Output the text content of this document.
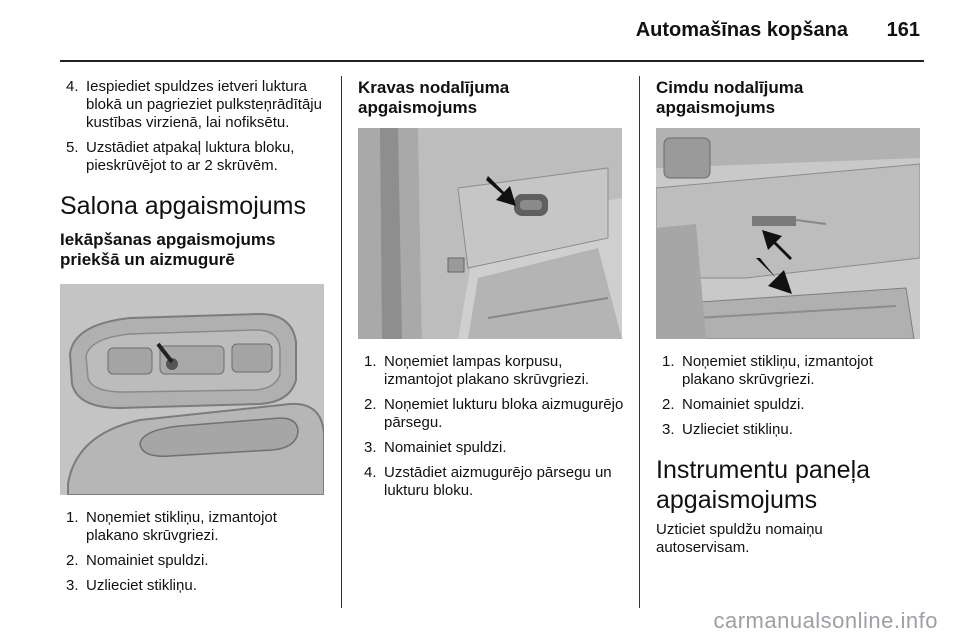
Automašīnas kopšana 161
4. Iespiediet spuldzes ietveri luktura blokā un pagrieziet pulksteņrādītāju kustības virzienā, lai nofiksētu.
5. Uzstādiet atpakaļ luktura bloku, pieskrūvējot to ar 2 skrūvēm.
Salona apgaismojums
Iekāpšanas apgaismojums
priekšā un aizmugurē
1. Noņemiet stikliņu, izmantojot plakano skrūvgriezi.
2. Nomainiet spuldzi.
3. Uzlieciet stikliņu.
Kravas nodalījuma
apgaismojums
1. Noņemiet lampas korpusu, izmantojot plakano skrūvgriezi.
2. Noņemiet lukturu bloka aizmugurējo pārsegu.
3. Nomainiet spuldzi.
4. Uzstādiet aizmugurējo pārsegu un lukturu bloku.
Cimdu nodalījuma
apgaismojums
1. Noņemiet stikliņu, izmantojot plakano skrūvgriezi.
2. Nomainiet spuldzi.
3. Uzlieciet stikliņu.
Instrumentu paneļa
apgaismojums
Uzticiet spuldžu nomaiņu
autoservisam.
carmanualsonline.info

**SET TASK**
Your copy should match the records word for word, with the pictures removed.

**ANSWER**
Output the text content of this document.
Automašīnas kopšana 161
4. Iespiediet spuldzes ietveri luktura blokā un pagrieziet pulksteņrādītāju kustības virzienā, lai nofiksētu.
5. Uzstādiet atpakaļ luktura bloku, pieskrūvējot to ar 2 skrūvēm.
Salona apgaismojums
Iekāpšanas apgaismojums
priekšā un aizmugurē
1. Noņemiet stikliņu, izmantojot plakano skrūvgriezi.
2. Nomainiet spuldzi.
3. Uzlieciet stikliņu.
Kravas nodalījuma
apgaismojums
1. Noņemiet lampas korpusu, izmantojot plakano skrūvgriezi.
2. Noņemiet lukturu bloka aizmugurējo pārsegu.
3. Nomainiet spuldzi.
4. Uzstādiet aizmugurējo pārsegu un lukturu bloku.
Cimdu nodalījuma
apgaismojums
1. Noņemiet stikliņu, izmantojot plakano skrūvgriezi.
2. Nomainiet spuldzi.
3. Uzlieciet stikliņu.
Instrumentu paneļa
apgaismojums
Uzticiet spuldžu nomaiņu
autoservisam.
carmanualsonline.info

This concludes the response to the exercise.